EXERCISE TASK>
Copy all lines below containing "change".

DATASET CONTENT>
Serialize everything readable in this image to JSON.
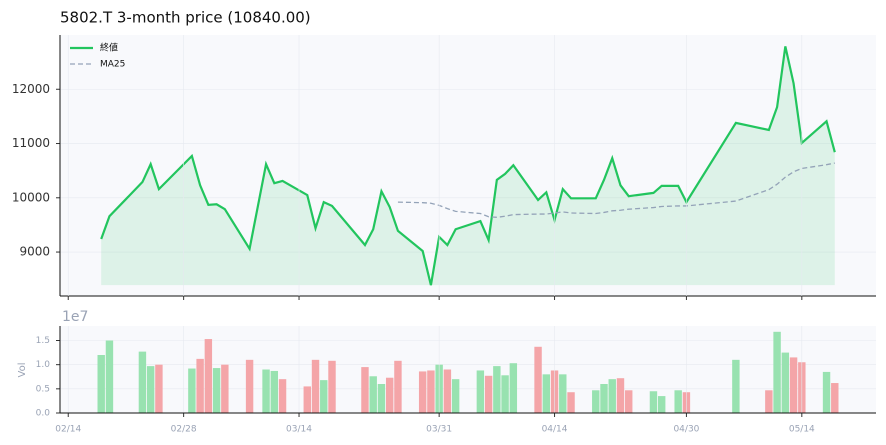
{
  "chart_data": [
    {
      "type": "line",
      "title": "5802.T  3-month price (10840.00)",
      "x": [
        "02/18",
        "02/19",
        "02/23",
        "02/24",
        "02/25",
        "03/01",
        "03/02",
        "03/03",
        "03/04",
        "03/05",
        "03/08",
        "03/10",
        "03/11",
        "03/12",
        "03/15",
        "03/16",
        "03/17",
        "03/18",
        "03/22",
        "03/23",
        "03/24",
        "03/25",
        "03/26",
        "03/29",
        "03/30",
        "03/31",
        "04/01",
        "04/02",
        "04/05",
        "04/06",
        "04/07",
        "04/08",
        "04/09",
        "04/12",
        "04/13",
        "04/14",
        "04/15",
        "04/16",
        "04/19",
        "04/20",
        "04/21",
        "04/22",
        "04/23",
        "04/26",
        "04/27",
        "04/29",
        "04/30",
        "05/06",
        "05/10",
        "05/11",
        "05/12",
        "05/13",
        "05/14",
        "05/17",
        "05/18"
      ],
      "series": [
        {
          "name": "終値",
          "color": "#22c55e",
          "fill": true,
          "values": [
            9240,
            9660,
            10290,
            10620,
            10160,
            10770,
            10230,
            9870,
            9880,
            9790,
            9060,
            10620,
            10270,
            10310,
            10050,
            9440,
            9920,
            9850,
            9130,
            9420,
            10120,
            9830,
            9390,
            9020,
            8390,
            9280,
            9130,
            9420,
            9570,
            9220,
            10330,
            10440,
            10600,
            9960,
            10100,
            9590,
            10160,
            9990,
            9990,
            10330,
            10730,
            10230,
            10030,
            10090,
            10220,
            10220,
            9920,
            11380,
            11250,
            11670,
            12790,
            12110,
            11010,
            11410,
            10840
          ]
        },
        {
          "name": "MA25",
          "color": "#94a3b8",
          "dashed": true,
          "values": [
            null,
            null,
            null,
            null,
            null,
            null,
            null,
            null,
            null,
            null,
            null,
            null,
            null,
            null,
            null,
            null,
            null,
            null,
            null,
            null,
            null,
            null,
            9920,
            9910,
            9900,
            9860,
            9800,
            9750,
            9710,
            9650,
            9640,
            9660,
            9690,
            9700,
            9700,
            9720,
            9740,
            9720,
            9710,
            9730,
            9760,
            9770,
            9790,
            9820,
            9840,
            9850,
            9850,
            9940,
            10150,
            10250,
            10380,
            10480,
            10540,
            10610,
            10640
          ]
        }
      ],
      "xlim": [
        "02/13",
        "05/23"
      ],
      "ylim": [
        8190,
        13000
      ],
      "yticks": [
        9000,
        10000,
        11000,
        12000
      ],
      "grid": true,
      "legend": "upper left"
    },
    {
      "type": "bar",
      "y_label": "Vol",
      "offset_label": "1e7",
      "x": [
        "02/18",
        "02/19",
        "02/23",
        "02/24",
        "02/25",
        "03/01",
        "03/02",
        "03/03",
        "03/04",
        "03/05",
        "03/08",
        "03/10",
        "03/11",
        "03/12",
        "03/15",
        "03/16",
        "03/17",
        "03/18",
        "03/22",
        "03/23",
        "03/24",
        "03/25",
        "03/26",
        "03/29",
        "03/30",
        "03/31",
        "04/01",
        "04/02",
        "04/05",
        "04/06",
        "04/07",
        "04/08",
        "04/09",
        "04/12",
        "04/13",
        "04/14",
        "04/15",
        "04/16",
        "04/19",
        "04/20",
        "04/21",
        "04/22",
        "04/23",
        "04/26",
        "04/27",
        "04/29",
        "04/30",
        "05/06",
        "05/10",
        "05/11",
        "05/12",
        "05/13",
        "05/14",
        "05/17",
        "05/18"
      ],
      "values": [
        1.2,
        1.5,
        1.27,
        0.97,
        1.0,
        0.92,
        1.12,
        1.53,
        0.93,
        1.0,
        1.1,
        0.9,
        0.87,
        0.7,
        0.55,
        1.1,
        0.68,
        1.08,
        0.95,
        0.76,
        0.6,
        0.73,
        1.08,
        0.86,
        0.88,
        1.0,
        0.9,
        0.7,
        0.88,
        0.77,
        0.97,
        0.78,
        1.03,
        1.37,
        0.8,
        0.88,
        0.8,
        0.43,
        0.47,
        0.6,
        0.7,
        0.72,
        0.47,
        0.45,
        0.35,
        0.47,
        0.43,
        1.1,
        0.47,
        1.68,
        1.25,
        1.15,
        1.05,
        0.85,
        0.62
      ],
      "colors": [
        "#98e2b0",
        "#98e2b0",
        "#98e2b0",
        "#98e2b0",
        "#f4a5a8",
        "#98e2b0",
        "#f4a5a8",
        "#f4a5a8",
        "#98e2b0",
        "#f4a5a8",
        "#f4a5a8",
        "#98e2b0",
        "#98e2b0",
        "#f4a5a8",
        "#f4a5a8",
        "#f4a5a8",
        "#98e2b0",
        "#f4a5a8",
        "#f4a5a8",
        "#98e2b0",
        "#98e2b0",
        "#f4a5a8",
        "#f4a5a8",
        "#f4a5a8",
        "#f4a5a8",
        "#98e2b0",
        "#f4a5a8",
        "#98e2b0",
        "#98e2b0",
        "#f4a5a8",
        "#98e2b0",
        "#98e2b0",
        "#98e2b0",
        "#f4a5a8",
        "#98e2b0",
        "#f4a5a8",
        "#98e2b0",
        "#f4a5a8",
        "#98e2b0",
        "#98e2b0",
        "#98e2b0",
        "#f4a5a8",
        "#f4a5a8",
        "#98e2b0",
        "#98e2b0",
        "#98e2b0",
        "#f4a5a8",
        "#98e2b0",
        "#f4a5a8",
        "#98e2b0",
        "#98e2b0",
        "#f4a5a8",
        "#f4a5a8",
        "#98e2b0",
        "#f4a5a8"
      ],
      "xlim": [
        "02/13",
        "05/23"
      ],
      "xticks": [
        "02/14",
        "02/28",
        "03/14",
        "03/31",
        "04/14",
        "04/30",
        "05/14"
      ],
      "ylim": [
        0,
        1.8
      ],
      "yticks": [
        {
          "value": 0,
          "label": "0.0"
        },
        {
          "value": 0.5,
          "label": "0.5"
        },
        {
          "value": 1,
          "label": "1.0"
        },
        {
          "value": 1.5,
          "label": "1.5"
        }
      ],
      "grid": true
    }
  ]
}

* * *

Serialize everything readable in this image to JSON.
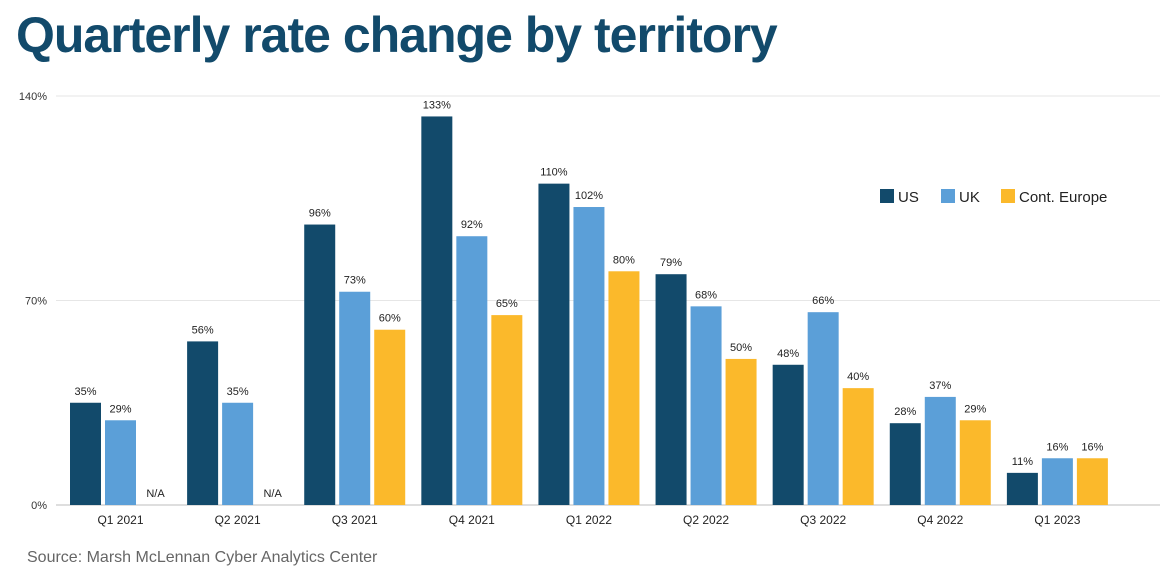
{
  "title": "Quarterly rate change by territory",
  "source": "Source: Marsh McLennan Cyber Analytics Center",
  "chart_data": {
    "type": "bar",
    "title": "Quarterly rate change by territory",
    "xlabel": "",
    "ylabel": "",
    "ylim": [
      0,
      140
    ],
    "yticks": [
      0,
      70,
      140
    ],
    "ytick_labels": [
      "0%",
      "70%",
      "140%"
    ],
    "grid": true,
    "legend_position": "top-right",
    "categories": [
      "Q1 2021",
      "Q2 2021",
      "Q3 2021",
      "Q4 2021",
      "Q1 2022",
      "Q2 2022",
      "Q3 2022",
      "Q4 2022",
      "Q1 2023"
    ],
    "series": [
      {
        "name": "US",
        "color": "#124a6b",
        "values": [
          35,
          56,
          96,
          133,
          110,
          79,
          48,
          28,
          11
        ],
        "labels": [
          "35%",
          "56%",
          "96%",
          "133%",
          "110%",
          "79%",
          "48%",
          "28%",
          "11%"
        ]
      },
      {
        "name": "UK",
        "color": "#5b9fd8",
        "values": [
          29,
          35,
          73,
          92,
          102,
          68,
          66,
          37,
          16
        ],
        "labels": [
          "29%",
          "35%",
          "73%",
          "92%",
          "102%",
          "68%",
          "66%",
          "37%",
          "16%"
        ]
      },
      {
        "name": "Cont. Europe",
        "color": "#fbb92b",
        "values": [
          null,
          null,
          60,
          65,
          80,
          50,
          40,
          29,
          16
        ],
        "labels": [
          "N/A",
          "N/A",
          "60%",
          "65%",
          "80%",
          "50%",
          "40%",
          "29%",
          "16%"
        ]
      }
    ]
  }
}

SOLUTION FOR THIS TASK>
  "title": "Quarterly rate change by territory",
    "title": "Quarterly rate change by territory",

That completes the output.